7:00-8:00 – Review anchor text quality
These last two are a bit tougher and more subjective, but I want to give a few quick tips for where to start if you suspect a page-specific penalty or devaluation. One pretty easy to spot problem is when you have a pattern of suspicious anchor text – usually, an uncommon keyword combination that dominates your inbound links. This could come from a very aggressive (and often low-quality) link-building campaign or from something like a widget that's dominating your link profile.
Open Site Explorer allows you to pretty easily look at your anchor text in broad strokes. Just enter your URL, click on Anchor Text Distributions (the 4th tab), and select Phrases:
What you're looking for is a pattern of unnatural repetition. Some repetition is fine – you're naturally going to have anchor text to your domain name keywords and your exact brand name, for example. Let's say, though, that 70% of our links pointing back to SEOmoz had the anchor text "Danny Dover Is Awesome." That would be unnatural. If Google thinks this is a sign of manipulative link building, you may see that target page penalized.

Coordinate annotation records
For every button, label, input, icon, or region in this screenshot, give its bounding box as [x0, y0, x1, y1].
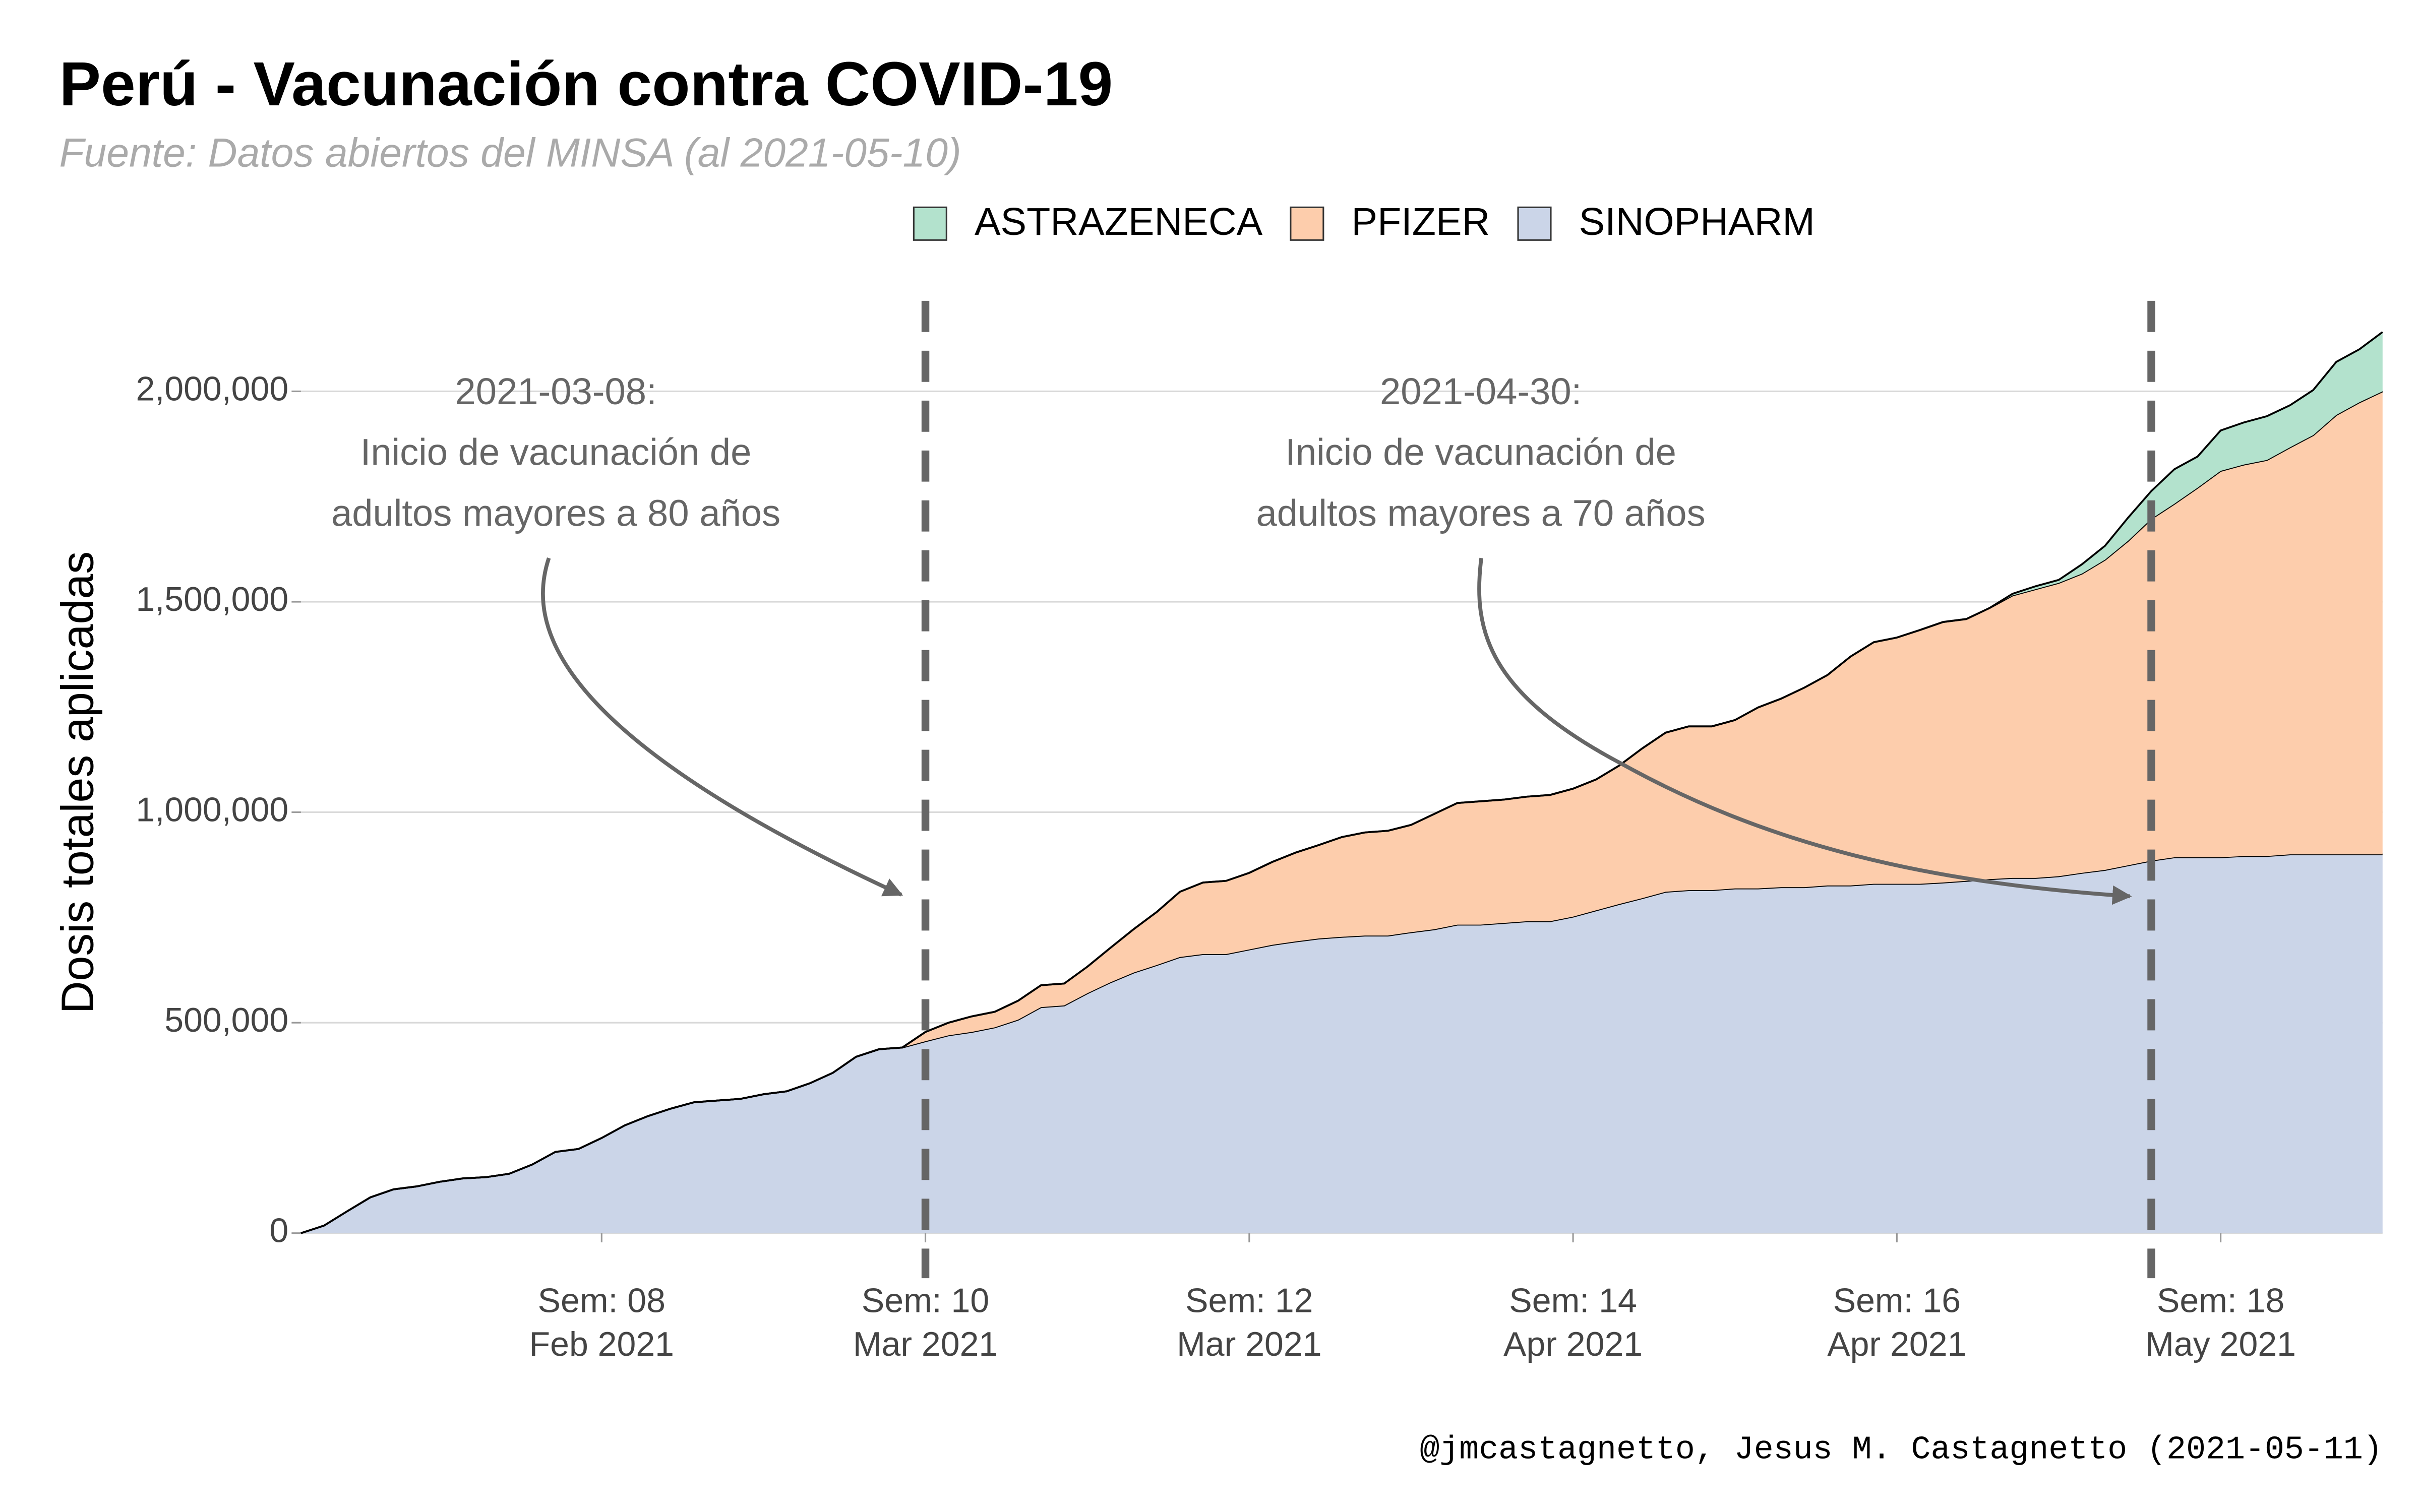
x-tick-label: Sem: 12 — [1185, 1282, 1313, 1320]
area — [300, 854, 2383, 1233]
legend-swatch — [913, 206, 947, 241]
y-tick-label: 1,000,000 — [136, 791, 289, 829]
legend-label: ASTRAZENECA — [975, 200, 1263, 243]
overlay: 0 500,000 1,000,000 1,500,000 2,000,000 Sem: … — [136, 300, 2296, 1363]
legend-swatch — [1517, 206, 1552, 241]
annotation-arrow — [1477, 557, 2132, 905]
x-tick-label: Sem: 16 — [1833, 1282, 1961, 1320]
x-tick-label: Apr 2021 — [1827, 1325, 1966, 1363]
area — [300, 391, 2383, 1233]
y-tick-label: 1,500,000 — [136, 580, 289, 618]
annotation-text: adultos mayores a 70 años — [1256, 492, 1706, 534]
y-tick-label: 500,000 — [164, 1001, 288, 1039]
x-tick-label: Sem: 10 — [862, 1282, 989, 1320]
legend-item: SINOPHARM — [1517, 200, 1815, 243]
legend-item: PFIZER — [1290, 200, 1490, 243]
chart-title: Perú - Vacunación contra COVID-19 — [59, 49, 1113, 119]
annotation-text: adultos mayores a 80 años — [331, 492, 780, 534]
areas — [300, 331, 2383, 1234]
y-axis-label: Dosis totales aplicadas — [53, 551, 103, 1014]
caption: @jmcastagnetto, Jesus M. Castagnetto (20… — [1420, 1431, 2382, 1468]
legend-label: SINOPHARM — [1579, 200, 1815, 243]
y-tick-label: 0 — [269, 1212, 288, 1250]
annotation-text: Inicio de vacunación de — [360, 431, 752, 473]
legend-swatch — [1290, 206, 1324, 241]
x-tick-label: Mar 2021 — [853, 1325, 998, 1363]
annotation-text: Inicio de vacunación de — [1285, 431, 1676, 473]
legend-label: PFIZER — [1352, 200, 1490, 243]
x-tick-label: Sem: 14 — [1509, 1282, 1637, 1320]
x-tick-label: May 2021 — [2145, 1325, 2296, 1363]
annotation-text: 2021-03-08: — [455, 370, 656, 412]
x-tick-label: Sem: 18 — [2157, 1282, 2284, 1320]
annotation-arrow — [541, 557, 903, 897]
annotation-text: 2021-04-30: — [1380, 370, 1582, 412]
chart-subtitle: Fuente: Datos abiertos del MINSA (al 202… — [59, 131, 961, 176]
legend-item: ASTRAZENECA — [913, 200, 1263, 243]
x-tick-label: Mar 2021 — [1177, 1325, 1321, 1363]
area-outline — [300, 331, 2383, 1234]
x-tick-label: Feb 2021 — [529, 1325, 674, 1363]
y-tick-label: 2,000,000 — [136, 369, 289, 408]
x-tick-label: Apr 2021 — [1503, 1325, 1643, 1363]
x-tick-label: Sem: 08 — [538, 1282, 666, 1320]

● **Exercises to complete**
1: How would you render this sentence from the anchor text section in Spanish: "What you're looking for is a pattern of unnatural repetition."
2: Per the anchor text section, which tab in Open Site Explorer is Anchor Text Distributions?
3: Do these statements agree with the anchor text section? (a) The last two checks are described as tougher and more subjective. (b) Any repetition in anchor text is a problem. (c) A widget can dominate a link profile.

● **Replies**
1: Lo que buscas es un patrón de repetición poco natural.

2: The 4th tab.

3:
(a) Yes: "These last two are a bit tougher and more subjective"
(b) No: "Some repetition is fine"
(c) Yes: "something like a widget that's dominating your link profile"